_STATED EXERCISE_.
Check each line for the word "from" and report how many have it. Give nothing else.

— START EXTRACTED ENTRIES —

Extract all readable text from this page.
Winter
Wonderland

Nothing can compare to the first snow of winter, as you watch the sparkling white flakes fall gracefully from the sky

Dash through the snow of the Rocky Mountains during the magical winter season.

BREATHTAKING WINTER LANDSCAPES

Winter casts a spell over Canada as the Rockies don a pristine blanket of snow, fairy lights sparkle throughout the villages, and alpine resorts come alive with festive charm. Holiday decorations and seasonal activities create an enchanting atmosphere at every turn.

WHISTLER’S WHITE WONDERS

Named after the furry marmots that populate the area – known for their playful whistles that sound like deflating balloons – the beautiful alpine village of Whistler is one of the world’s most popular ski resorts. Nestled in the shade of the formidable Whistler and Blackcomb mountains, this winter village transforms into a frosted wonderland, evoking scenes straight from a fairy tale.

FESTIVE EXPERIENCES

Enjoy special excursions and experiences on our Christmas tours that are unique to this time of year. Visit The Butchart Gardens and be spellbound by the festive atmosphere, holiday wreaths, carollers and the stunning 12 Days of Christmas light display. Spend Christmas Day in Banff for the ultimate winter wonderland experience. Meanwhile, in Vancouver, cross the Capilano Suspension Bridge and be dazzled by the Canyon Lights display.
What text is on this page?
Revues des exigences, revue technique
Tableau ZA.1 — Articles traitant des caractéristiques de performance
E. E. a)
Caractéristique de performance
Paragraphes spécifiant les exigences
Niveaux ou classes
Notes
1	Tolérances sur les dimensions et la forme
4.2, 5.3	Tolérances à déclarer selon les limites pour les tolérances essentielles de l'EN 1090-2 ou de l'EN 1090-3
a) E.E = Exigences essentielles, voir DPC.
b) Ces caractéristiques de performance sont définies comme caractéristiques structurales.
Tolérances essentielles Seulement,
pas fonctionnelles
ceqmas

— END EXTRACTED ENTRIES —

_ANSWER TO THE EXERCISE_.
3